**Data to process:**
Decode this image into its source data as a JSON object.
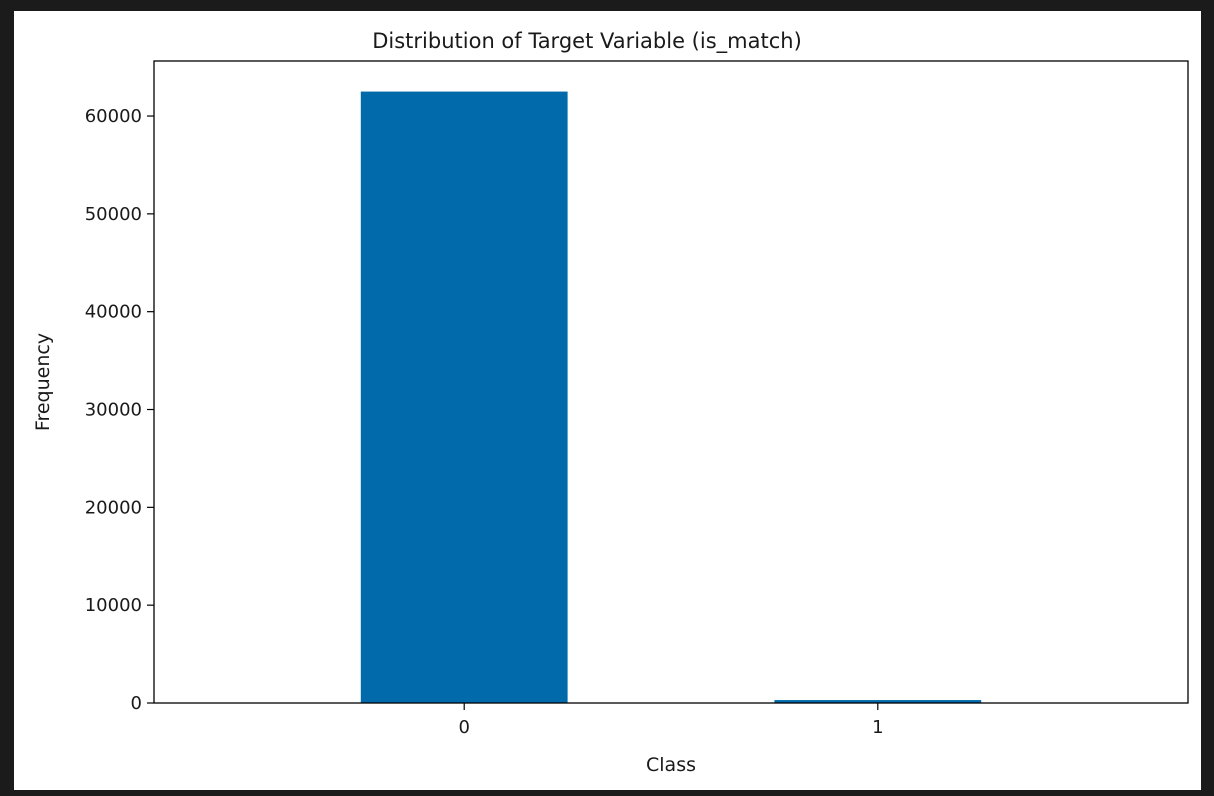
{
  "colors": {
    "bar": "#006aab",
    "axis": "#000000",
    "text": "#1a1a1a",
    "background": "#ffffff",
    "frame": "#1b1b1b"
  },
  "chart_data": {
    "type": "bar",
    "title": "Distribution of Target Variable (is_match)",
    "xlabel": "Class",
    "ylabel": "Frequency",
    "categories": [
      "0",
      "1"
    ],
    "values": [
      62500,
      300
    ],
    "ylim": [
      0,
      65625
    ],
    "yticks": [
      0,
      10000,
      20000,
      30000,
      40000,
      50000,
      60000
    ],
    "grid": false,
    "legend": "none"
  }
}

**Challenge:** Omit pictures; set down the rest of the material word for word.

**Result of this task:**
Decode this image into its source data as a JSON object.
{
  "colors": {
    "bar": "#006aab",
    "axis": "#000000",
    "text": "#1a1a1a",
    "background": "#ffffff",
    "frame": "#1b1b1b"
  },
  "chart_data": {
    "type": "bar",
    "title": "Distribution of Target Variable (is_match)",
    "xlabel": "Class",
    "ylabel": "Frequency",
    "categories": [
      "0",
      "1"
    ],
    "values": [
      62500,
      300
    ],
    "ylim": [
      0,
      65625
    ],
    "yticks": [
      0,
      10000,
      20000,
      30000,
      40000,
      50000,
      60000
    ],
    "grid": false,
    "legend": "none"
  }
}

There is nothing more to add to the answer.